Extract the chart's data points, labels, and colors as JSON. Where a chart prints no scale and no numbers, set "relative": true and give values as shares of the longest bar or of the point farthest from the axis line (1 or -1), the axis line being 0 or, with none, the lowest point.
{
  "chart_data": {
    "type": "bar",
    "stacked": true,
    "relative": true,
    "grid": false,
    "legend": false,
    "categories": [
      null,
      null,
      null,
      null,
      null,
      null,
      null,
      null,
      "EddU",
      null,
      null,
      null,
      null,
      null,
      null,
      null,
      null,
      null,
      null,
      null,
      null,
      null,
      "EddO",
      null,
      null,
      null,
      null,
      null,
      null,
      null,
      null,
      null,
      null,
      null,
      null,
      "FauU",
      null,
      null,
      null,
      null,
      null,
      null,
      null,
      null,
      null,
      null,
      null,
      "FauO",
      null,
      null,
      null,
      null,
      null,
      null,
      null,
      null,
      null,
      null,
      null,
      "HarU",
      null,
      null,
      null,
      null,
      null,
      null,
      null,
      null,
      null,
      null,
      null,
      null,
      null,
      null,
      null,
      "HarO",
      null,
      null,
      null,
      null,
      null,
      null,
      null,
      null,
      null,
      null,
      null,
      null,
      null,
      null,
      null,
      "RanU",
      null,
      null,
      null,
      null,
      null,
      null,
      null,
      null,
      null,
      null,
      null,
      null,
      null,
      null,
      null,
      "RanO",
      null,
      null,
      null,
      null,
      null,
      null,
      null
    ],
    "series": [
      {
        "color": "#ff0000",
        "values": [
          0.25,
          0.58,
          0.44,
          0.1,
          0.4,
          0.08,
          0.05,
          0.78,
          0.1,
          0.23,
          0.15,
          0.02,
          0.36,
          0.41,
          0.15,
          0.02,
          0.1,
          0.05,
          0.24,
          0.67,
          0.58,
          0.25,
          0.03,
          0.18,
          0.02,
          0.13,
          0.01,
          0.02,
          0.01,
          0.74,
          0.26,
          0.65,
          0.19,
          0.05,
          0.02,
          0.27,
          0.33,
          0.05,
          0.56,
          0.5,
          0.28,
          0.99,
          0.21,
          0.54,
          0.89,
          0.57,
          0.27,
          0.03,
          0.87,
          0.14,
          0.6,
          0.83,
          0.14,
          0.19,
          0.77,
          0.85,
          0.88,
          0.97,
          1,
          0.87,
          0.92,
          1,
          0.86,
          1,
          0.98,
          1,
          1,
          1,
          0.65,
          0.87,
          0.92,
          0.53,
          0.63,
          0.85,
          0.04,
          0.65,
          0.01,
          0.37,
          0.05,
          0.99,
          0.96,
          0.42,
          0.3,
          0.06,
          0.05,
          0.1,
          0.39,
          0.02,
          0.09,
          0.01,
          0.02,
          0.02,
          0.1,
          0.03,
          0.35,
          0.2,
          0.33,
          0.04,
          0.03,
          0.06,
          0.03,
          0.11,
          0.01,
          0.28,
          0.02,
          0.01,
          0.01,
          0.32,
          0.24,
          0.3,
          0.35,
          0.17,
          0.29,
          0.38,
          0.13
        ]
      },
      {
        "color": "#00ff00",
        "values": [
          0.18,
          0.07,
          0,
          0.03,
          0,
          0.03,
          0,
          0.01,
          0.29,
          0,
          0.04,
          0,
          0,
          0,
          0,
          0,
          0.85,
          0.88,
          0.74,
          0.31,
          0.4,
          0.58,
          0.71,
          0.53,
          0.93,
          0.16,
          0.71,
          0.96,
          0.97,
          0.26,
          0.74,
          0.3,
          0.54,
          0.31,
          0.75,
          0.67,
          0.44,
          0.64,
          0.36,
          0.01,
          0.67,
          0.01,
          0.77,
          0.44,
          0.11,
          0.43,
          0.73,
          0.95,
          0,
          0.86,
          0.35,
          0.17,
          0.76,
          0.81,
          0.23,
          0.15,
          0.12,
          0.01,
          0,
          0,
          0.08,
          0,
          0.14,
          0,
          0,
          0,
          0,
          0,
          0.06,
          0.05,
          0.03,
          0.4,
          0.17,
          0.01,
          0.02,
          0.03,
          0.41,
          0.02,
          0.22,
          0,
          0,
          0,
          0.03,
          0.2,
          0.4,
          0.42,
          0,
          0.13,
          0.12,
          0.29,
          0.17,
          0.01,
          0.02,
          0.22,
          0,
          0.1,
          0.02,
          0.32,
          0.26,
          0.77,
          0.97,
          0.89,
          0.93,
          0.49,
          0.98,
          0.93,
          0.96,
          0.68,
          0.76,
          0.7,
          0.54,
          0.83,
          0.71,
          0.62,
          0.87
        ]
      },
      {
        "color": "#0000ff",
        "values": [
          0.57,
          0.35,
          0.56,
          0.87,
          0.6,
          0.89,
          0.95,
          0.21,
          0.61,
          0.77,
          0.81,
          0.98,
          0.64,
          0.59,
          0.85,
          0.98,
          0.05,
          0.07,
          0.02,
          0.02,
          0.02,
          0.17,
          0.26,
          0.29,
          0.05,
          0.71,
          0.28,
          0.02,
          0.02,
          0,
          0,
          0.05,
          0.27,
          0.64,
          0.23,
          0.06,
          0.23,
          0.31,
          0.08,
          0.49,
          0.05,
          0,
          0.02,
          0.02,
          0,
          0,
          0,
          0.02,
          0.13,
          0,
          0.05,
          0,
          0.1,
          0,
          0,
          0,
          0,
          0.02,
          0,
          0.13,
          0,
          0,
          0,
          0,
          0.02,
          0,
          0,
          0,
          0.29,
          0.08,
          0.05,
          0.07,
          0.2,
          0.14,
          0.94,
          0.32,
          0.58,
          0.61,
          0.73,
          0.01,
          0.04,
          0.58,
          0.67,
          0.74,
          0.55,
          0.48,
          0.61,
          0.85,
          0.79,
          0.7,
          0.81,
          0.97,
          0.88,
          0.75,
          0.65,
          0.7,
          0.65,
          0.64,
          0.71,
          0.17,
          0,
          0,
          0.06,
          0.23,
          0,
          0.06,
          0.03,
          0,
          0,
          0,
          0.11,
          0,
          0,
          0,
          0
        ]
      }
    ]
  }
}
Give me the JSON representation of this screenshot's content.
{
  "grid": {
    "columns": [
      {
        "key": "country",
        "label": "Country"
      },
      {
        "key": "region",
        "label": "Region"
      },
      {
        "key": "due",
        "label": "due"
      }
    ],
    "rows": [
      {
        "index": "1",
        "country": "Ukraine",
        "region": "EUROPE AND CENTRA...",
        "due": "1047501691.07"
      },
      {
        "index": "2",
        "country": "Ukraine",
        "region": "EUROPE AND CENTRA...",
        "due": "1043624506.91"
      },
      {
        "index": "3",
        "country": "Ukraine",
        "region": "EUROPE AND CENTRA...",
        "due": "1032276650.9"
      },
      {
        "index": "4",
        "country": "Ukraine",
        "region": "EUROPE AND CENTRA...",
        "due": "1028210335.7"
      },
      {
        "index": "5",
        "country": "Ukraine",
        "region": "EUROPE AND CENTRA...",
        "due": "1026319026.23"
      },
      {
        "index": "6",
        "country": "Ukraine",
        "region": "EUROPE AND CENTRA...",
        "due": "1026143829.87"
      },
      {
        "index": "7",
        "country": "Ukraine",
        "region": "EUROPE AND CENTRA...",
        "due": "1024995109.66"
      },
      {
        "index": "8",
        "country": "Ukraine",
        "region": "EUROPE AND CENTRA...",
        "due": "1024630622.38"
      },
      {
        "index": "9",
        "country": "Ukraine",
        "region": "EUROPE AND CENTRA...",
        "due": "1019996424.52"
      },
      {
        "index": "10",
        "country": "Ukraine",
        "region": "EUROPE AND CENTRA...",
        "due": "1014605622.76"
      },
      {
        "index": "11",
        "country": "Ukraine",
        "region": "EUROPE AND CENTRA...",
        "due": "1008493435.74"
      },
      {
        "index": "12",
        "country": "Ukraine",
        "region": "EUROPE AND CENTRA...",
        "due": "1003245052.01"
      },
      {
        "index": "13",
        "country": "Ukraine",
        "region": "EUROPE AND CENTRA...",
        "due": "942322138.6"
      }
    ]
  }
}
_ _ _ _ _ _ _
Collect every line above that contains the word "relative".

Extract the chart's data points, labels, and colors as JSON. Where a chart prints no scale and no numbers, set "relative": true and give values as shares of the longest bar or of the point farthest from the axis line (1 or -1), the axis line being 0 or, with none, the lowest point.
    "relative": true,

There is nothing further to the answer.